Supplied material

.....

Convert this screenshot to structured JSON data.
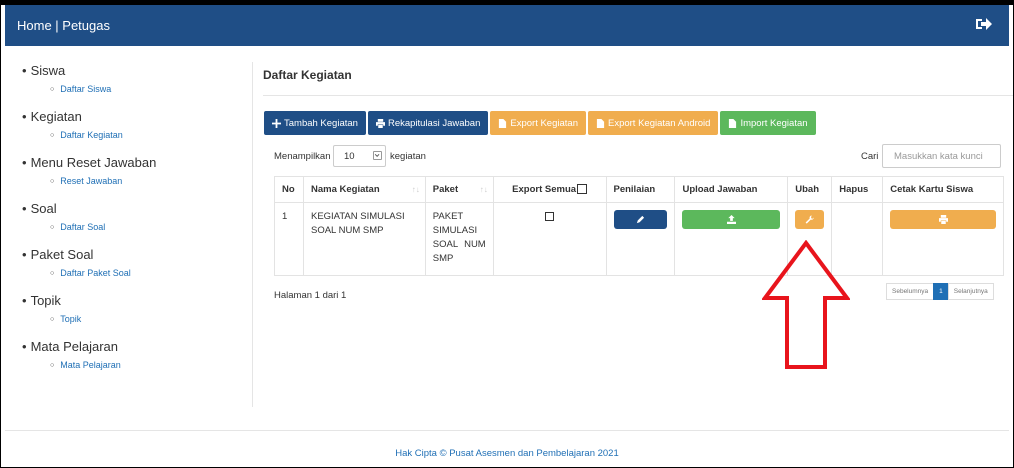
{
  "navbar": {
    "brand": "Home | Petugas",
    "logout_icon": "sign-out-icon"
  },
  "sidebar": [
    {
      "label": "Siswa",
      "sub": "Daftar Siswa"
    },
    {
      "label": "Kegiatan",
      "sub": "Daftar Kegiatan"
    },
    {
      "label": "Menu Reset Jawaban",
      "sub": "Reset Jawaban"
    },
    {
      "label": "Soal",
      "sub": "Daftar Soal"
    },
    {
      "label": "Paket Soal",
      "sub": "Daftar Paket Soal"
    },
    {
      "label": "Topik",
      "sub": "Topik"
    },
    {
      "label": "Mata Pelajaran",
      "sub": "Mata Pelajaran"
    }
  ],
  "main": {
    "title": "Daftar Kegiatan"
  },
  "toolbar": {
    "tambah": "Tambah Kegiatan",
    "rekap": "Rekapitulasi Jawaban",
    "export": "Export Kegiatan",
    "export_android": "Export Kegiatan Android",
    "import": "Import Kegiatan"
  },
  "table_controls": {
    "length_label": "Menampilkan",
    "length_value": "10",
    "length_suffix": "kegiatan",
    "search_label": "Cari",
    "search_placeholder": "Masukkan kata kunci"
  },
  "table": {
    "headers": {
      "no": "No",
      "nama": "Nama Kegiatan",
      "paket": "Paket",
      "export": "Export Semua",
      "penilaian": "Penilaian",
      "upload": "Upload Jawaban",
      "ubah": "Ubah",
      "hapus": "Hapus",
      "cetak": "Cetak Kartu Siswa"
    },
    "rows": [
      {
        "no": "1",
        "nama": "KEGIATAN SIMULASI SOAL NUM SMP",
        "paket": "PAKET SIMULASI SOAL NUM SMP"
      }
    ]
  },
  "pagination": {
    "info": "Halaman 1 dari 1",
    "prev": "Sebelumnya",
    "current": "1",
    "next": "Selanjutnya"
  },
  "footer": {
    "text": "Hak Cipta © Pusat Asesmen dan Pembelajaran 2021"
  },
  "colors": {
    "primary": "#1f4e86",
    "warning": "#f0ad4e",
    "success": "#5cb85c",
    "link": "#1f6fb5",
    "annotation": "#e8141c"
  }
}
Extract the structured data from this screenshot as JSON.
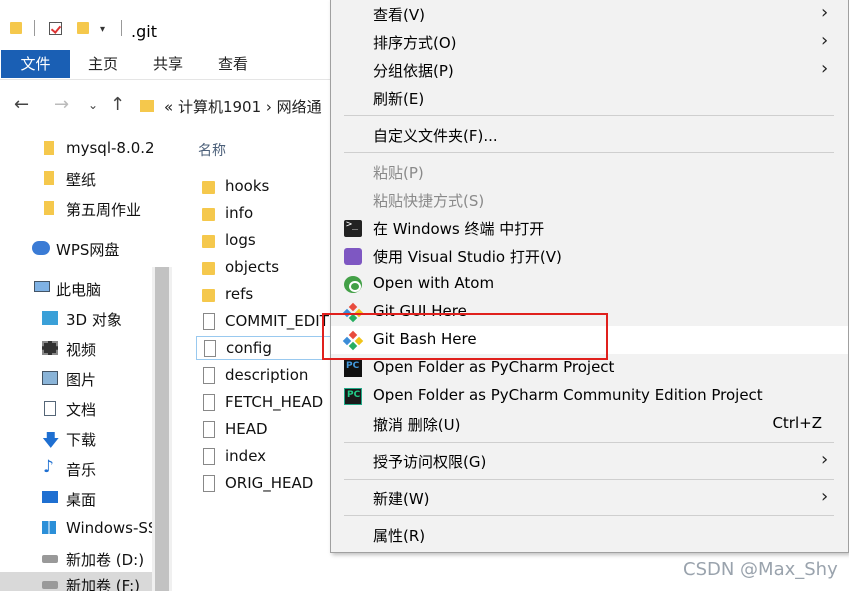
{
  "window": {
    "title": ".git"
  },
  "ribbon": {
    "tabs": [
      "文件",
      "主页",
      "共享",
      "查看"
    ]
  },
  "address": {
    "path": "«  计算机1901  ›  网络通"
  },
  "sidebar": {
    "items": [
      "mysql-8.0.2",
      "壁纸",
      "第五周作业",
      "WPS网盘",
      "此电脑",
      "3D 对象",
      "视频",
      "图片",
      "文档",
      "下载",
      "音乐",
      "桌面",
      "Windows-SS",
      "新加卷 (D:)",
      "新加卷 (F:)"
    ]
  },
  "filelist": {
    "column_header": "名称",
    "files": [
      "hooks",
      "info",
      "logs",
      "objects",
      "refs",
      "COMMIT_EDIT",
      "config",
      "description",
      "FETCH_HEAD",
      "HEAD",
      "index",
      "ORIG_HEAD"
    ]
  },
  "context_menu": {
    "view": "查看(V)",
    "sort_by": "排序方式(O)",
    "group_by": "分组依据(P)",
    "refresh": "刷新(E)",
    "customize_folder": "自定义文件夹(F)...",
    "paste": "粘贴(P)",
    "paste_shortcut": "粘贴快捷方式(S)",
    "open_windows_terminal": "在 Windows 终端 中打开",
    "open_visual_studio": "使用 Visual Studio 打开(V)",
    "open_with_atom": "Open with Atom",
    "git_gui_here": "Git GUI Here",
    "git_bash_here": "Git Bash Here",
    "open_pycharm": "Open Folder as PyCharm Project",
    "open_pycharm_ce": "Open Folder as PyCharm Community Edition Project",
    "undo_delete": "撤消 删除(U)",
    "undo_shortcut": "Ctrl+Z",
    "grant_access": "授予访问权限(G)",
    "new": "新建(W)",
    "properties": "属性(R)"
  },
  "watermark": "CSDN @Max_Shy",
  "colors": {
    "accent": "#1a5fb4",
    "highlight_border": "#e0201d"
  }
}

.....

Task brief
Examine the listing and say how many of its lines contain the string "Reset". Give the number alone.

Expected answer
2